--- begin Available records ---

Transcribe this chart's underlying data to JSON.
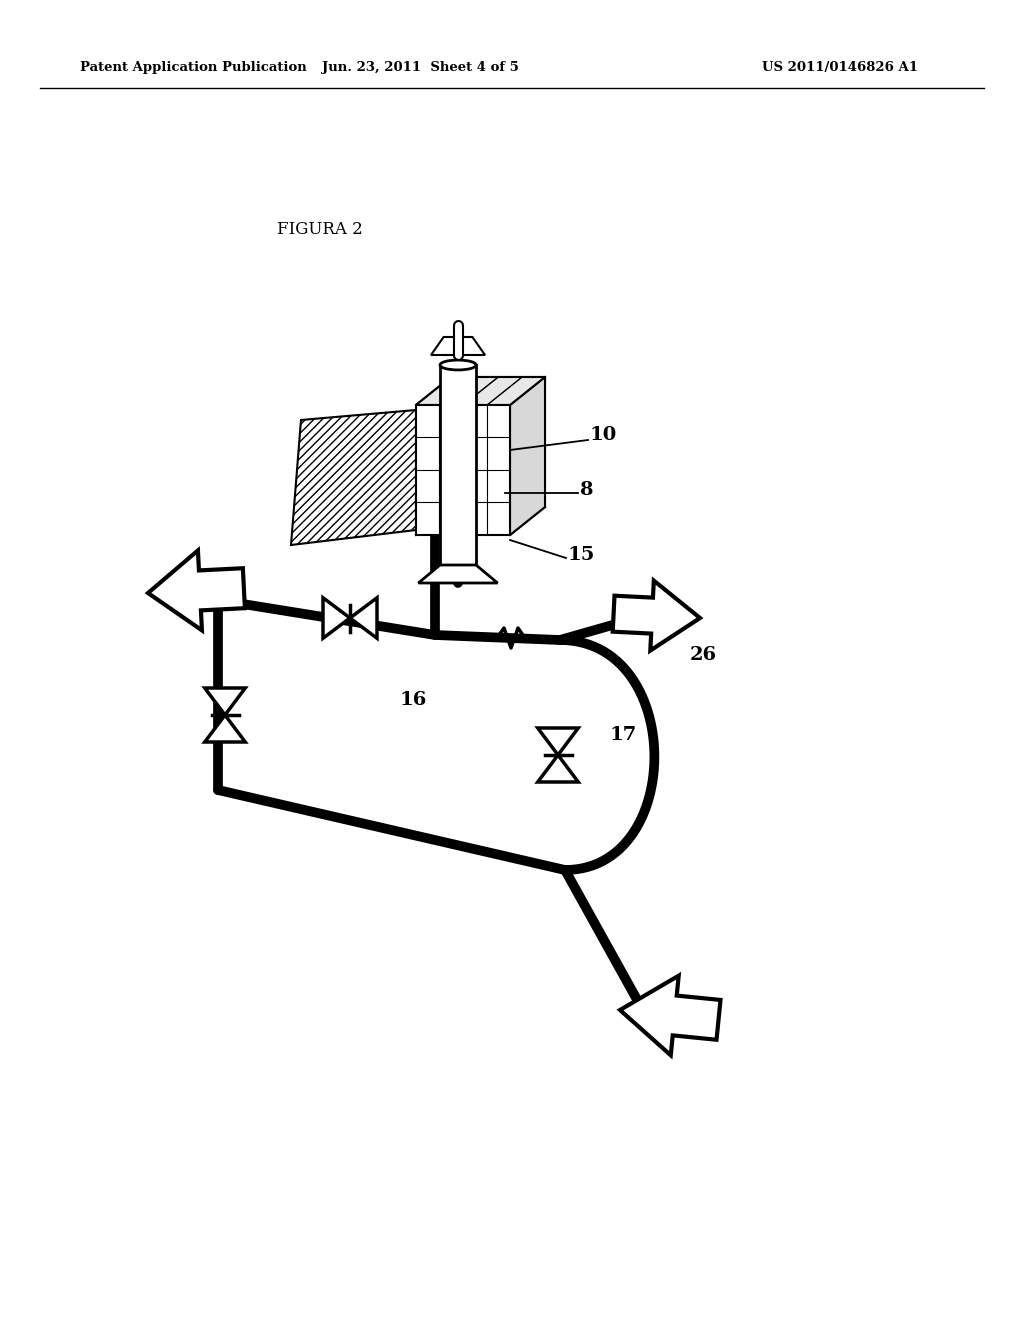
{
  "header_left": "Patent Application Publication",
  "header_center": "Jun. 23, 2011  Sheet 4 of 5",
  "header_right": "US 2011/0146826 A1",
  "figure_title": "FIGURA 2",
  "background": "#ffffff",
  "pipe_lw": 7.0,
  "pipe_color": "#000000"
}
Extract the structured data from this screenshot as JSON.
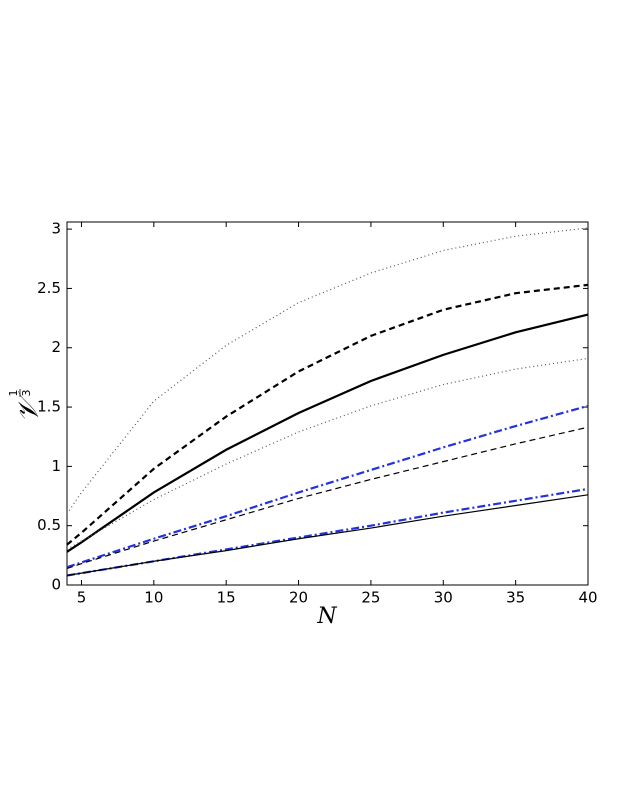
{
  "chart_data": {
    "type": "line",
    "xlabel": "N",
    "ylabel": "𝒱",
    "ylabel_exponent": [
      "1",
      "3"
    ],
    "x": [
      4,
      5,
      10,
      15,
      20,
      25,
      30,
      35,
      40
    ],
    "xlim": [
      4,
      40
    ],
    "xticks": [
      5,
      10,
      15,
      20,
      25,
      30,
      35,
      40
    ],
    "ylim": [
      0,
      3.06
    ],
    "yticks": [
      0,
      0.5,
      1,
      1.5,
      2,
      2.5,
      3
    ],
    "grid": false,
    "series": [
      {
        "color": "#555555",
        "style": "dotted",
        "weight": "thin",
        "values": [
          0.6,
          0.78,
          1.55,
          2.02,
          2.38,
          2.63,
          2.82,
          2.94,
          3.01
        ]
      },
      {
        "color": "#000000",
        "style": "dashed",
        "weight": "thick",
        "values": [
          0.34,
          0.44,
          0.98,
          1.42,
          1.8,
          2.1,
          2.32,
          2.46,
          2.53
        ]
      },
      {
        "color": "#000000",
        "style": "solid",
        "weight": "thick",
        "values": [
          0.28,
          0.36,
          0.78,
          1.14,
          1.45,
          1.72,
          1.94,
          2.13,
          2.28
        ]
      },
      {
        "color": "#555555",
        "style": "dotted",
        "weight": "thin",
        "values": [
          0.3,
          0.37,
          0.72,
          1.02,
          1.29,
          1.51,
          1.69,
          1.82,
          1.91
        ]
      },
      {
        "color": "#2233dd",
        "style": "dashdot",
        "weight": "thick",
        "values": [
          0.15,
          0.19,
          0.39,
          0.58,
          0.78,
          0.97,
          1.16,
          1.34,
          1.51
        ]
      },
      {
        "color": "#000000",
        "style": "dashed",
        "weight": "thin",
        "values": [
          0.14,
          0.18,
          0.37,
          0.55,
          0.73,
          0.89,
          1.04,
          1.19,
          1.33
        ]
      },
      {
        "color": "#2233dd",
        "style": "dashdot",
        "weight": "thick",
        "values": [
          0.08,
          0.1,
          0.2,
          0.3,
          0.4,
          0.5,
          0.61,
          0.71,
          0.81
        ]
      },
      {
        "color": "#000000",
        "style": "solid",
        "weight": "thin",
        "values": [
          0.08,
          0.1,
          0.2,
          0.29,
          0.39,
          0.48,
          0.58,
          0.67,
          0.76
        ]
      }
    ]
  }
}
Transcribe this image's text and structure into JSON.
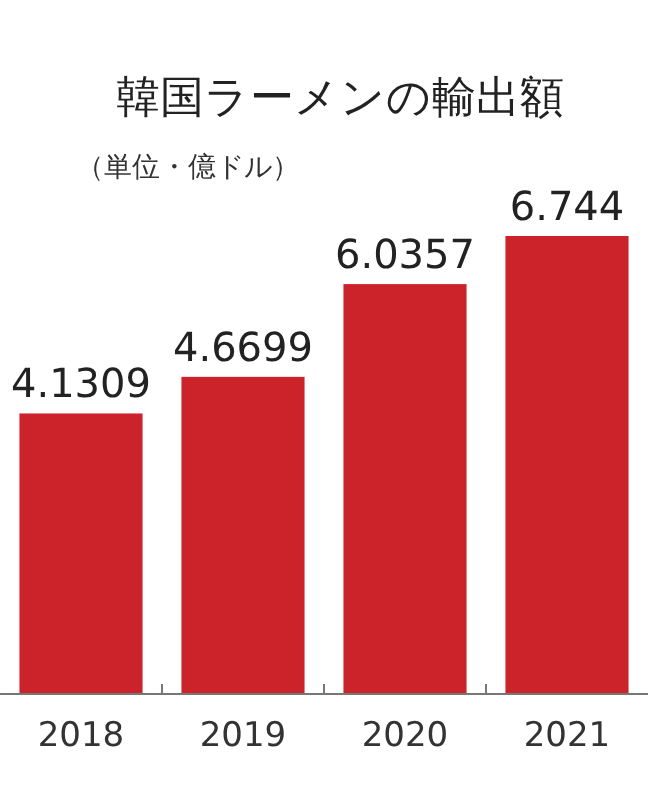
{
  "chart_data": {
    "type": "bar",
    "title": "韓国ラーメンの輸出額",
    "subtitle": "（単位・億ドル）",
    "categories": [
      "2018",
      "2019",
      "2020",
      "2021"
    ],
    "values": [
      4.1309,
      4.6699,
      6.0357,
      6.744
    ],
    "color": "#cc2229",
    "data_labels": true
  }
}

--- end Available records ---

The problem: All of the entries above should be copied exactly, except for the pictures.

Result below:
Transcribe this chart's underlying data to JSON.
{
  "header_left": "Patent Application Publication",
  "header_center": "Jun. 23, 2011  Sheet 4 of 5",
  "header_right": "US 2011/0146826 A1",
  "figure_title": "FIGURA 2",
  "background": "#ffffff",
  "pipe_lw": 7.0,
  "pipe_color": "#000000"
}
Extract the structured data from this screenshot as JSON.
{
  "chart_data": {
    "type": "line",
    "xlabel": "N",
    "ylabel": "𝒱",
    "ylabel_exponent": [
      "1",
      "3"
    ],
    "x": [
      4,
      5,
      10,
      15,
      20,
      25,
      30,
      35,
      40
    ],
    "xlim": [
      4,
      40
    ],
    "xticks": [
      5,
      10,
      15,
      20,
      25,
      30,
      35,
      40
    ],
    "ylim": [
      0,
      3.06
    ],
    "yticks": [
      0,
      0.5,
      1,
      1.5,
      2,
      2.5,
      3
    ],
    "grid": false,
    "series": [
      {
        "color": "#555555",
        "style": "dotted",
        "weight": "thin",
        "values": [
          0.6,
          0.78,
          1.55,
          2.02,
          2.38,
          2.63,
          2.82,
          2.94,
          3.01
        ]
      },
      {
        "color": "#000000",
        "style": "dashed",
        "weight": "thick",
        "values": [
          0.34,
          0.44,
          0.98,
          1.42,
          1.8,
          2.1,
          2.32,
          2.46,
          2.53
        ]
      },
      {
        "color": "#000000",
        "style": "solid",
        "weight": "thick",
        "values": [
          0.28,
          0.36,
          0.78,
          1.14,
          1.45,
          1.72,
          1.94,
          2.13,
          2.28
        ]
      },
      {
        "color": "#555555",
        "style": "dotted",
        "weight": "thin",
        "values": [
          0.3,
          0.37,
          0.72,
          1.02,
          1.29,
          1.51,
          1.69,
          1.82,
          1.91
        ]
      },
      {
        "color": "#2233dd",
        "style": "dashdot",
        "weight": "thick",
        "values": [
          0.15,
          0.19,
          0.39,
          0.58,
          0.78,
          0.97,
          1.16,
          1.34,
          1.51
        ]
      },
      {
        "color": "#000000",
        "style": "dashed",
        "weight": "thin",
        "values": [
          0.14,
          0.18,
          0.37,
          0.55,
          0.73,
          0.89,
          1.04,
          1.19,
          1.33
        ]
      },
      {
        "color": "#2233dd",
        "style": "dashdot",
        "weight": "thick",
        "values": [
          0.08,
          0.1,
          0.2,
          0.3,
          0.4,
          0.5,
          0.61,
          0.71,
          0.81
        ]
      },
      {
        "color": "#000000",
        "style": "solid",
        "weight": "thin",
        "values": [
          0.08,
          0.1,
          0.2,
          0.29,
          0.39,
          0.48,
          0.58,
          0.67,
          0.76
        ]
      }
    ]
  }
}
Transcribe this image's text and structure into JSON.
{
  "chart_data": {
    "type": "bar",
    "title": "韓国ラーメンの輸出額",
    "subtitle": "（単位・億ドル）",
    "categories": [
      "2018",
      "2019",
      "2020",
      "2021"
    ],
    "values": [
      4.1309,
      4.6699,
      6.0357,
      6.744
    ],
    "color": "#cc2229",
    "data_labels": true
  }
}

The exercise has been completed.